Data records

## Start

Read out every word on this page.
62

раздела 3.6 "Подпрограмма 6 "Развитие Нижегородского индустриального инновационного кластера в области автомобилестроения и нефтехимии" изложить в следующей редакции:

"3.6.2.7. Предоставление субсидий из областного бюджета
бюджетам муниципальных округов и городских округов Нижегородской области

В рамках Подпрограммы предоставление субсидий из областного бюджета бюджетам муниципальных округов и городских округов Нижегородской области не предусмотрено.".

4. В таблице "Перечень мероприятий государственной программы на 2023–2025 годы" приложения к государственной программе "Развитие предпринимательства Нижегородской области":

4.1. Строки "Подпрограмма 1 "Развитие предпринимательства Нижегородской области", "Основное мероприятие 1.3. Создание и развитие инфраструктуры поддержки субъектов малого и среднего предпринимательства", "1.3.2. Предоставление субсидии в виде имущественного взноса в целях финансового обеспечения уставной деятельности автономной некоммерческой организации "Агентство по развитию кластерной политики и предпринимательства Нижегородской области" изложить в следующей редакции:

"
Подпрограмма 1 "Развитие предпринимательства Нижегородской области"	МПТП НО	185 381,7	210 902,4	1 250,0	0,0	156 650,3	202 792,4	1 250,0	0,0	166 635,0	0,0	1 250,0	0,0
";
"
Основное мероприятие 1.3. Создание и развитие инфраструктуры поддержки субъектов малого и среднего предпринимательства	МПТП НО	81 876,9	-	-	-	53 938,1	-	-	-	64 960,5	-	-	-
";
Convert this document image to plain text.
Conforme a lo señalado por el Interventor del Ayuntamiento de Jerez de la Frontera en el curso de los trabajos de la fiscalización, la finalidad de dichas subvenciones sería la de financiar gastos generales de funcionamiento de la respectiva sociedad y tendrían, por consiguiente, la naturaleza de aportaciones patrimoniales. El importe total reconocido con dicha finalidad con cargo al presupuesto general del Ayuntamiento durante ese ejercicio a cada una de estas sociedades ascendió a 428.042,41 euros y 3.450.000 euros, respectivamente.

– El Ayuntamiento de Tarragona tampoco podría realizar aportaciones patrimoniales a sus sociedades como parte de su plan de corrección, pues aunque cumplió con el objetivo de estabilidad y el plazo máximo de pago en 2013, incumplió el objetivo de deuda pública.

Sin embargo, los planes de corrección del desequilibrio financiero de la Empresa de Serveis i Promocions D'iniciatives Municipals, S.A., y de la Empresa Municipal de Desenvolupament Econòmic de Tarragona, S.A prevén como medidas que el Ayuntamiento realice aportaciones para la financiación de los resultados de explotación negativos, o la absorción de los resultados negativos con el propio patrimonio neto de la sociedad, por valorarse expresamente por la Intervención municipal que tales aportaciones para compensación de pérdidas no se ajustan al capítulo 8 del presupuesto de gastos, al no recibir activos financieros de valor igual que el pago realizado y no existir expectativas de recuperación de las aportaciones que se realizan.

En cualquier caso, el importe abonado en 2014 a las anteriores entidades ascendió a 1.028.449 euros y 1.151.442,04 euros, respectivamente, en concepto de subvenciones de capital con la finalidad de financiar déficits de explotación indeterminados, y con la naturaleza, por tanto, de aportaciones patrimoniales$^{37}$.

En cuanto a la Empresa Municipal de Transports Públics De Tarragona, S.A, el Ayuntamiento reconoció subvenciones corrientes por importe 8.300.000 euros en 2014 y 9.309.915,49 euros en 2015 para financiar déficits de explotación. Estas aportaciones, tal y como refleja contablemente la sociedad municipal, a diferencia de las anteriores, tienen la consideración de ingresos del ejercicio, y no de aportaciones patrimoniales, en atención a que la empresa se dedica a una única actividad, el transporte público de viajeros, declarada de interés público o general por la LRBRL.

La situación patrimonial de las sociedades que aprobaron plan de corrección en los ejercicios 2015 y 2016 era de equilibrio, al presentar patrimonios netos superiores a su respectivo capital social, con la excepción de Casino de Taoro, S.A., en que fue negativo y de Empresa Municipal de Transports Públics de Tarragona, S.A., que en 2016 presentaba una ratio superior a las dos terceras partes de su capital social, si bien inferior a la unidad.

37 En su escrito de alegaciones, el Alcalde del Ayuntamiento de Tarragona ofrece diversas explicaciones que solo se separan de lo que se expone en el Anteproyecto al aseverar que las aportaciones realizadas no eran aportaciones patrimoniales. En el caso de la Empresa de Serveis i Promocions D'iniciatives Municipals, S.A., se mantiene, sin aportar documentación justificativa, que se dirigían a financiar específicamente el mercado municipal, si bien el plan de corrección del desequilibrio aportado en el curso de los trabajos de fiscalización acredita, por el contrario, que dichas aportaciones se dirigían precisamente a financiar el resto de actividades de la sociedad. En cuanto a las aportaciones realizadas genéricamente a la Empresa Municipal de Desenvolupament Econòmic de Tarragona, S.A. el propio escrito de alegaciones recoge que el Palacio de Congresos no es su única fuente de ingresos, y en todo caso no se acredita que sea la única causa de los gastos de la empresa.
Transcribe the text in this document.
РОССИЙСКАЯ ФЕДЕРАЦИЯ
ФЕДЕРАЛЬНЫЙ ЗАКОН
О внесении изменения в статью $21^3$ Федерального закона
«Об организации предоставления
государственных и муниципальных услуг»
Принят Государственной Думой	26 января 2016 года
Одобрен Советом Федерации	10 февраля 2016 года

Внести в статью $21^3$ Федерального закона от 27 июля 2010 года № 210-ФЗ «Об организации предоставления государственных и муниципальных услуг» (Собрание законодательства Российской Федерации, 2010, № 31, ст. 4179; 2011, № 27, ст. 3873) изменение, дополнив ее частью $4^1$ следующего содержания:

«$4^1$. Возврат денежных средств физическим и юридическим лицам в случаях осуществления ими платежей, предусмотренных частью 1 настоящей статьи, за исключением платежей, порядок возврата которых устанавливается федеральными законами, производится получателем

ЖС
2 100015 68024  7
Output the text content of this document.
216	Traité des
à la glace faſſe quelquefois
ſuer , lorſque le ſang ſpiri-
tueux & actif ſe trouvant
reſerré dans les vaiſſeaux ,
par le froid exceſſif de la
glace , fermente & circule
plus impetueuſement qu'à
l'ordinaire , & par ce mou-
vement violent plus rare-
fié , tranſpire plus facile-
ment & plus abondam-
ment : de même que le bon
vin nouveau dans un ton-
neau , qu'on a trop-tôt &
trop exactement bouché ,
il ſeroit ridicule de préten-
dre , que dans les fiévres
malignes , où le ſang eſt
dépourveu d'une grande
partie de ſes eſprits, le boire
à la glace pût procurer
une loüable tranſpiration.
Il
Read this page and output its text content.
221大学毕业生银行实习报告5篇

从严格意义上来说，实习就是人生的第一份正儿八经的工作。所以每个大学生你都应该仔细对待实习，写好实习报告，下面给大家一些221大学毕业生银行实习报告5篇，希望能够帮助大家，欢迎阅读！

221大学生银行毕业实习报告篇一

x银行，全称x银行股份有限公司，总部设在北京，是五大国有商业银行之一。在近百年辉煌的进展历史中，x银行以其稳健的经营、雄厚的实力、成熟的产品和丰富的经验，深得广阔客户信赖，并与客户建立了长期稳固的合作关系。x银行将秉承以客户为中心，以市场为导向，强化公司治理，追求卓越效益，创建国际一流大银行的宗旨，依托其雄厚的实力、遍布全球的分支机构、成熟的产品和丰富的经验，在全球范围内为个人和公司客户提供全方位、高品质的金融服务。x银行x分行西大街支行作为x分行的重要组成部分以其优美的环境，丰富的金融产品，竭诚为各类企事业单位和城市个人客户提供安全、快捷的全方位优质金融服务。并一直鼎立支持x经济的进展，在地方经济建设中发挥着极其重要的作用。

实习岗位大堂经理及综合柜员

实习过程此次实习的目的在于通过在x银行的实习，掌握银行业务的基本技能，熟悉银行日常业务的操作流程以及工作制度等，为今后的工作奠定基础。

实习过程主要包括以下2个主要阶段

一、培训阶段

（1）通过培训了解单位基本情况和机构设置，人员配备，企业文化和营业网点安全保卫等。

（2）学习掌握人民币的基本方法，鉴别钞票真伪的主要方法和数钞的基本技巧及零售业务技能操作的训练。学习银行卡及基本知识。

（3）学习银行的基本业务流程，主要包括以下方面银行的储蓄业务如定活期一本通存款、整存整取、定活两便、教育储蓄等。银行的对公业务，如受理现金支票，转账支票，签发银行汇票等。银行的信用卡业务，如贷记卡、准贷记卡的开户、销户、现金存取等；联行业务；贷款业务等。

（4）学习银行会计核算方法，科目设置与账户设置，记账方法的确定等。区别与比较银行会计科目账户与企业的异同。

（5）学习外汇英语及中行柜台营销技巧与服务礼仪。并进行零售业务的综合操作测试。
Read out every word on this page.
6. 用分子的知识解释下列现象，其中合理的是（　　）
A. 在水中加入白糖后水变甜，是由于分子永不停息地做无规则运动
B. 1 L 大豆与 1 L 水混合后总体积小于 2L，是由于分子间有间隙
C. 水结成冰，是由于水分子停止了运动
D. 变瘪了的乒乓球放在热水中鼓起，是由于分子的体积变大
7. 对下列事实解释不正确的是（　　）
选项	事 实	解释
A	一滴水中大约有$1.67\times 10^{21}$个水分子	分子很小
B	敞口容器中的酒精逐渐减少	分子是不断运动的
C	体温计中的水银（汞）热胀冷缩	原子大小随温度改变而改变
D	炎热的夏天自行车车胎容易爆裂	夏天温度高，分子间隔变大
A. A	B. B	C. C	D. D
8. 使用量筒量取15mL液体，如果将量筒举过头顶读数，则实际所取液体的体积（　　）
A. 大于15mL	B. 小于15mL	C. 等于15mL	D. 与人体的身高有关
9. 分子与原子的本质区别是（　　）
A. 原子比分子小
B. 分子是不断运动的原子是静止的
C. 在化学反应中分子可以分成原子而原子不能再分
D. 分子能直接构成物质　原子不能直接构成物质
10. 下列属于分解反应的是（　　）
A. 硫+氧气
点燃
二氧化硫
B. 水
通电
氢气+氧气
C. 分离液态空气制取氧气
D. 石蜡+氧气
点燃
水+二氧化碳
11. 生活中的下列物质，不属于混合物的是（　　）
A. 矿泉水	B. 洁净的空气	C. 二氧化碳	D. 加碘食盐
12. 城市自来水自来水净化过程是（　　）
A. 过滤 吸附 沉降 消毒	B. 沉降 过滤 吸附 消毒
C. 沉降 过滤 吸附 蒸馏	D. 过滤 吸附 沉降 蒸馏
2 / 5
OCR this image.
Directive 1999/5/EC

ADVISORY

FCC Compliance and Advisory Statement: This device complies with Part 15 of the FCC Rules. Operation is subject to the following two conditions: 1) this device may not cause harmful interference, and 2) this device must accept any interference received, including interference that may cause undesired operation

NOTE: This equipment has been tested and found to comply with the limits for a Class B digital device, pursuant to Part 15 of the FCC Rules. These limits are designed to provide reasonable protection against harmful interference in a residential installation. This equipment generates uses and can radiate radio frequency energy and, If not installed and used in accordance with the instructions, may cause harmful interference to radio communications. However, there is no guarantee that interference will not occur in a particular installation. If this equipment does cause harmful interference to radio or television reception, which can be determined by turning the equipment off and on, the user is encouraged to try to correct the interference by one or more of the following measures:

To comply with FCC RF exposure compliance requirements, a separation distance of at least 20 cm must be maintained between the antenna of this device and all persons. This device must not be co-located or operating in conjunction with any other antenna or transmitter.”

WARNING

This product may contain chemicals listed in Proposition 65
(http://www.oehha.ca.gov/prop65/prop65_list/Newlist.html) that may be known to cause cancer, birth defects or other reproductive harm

## End

Problem details - Report all lines of the data above that include the string "ſang".

Exercise solution -
ſuer , lorſque le ſang ſpiri-
malignes , où le ſang eſt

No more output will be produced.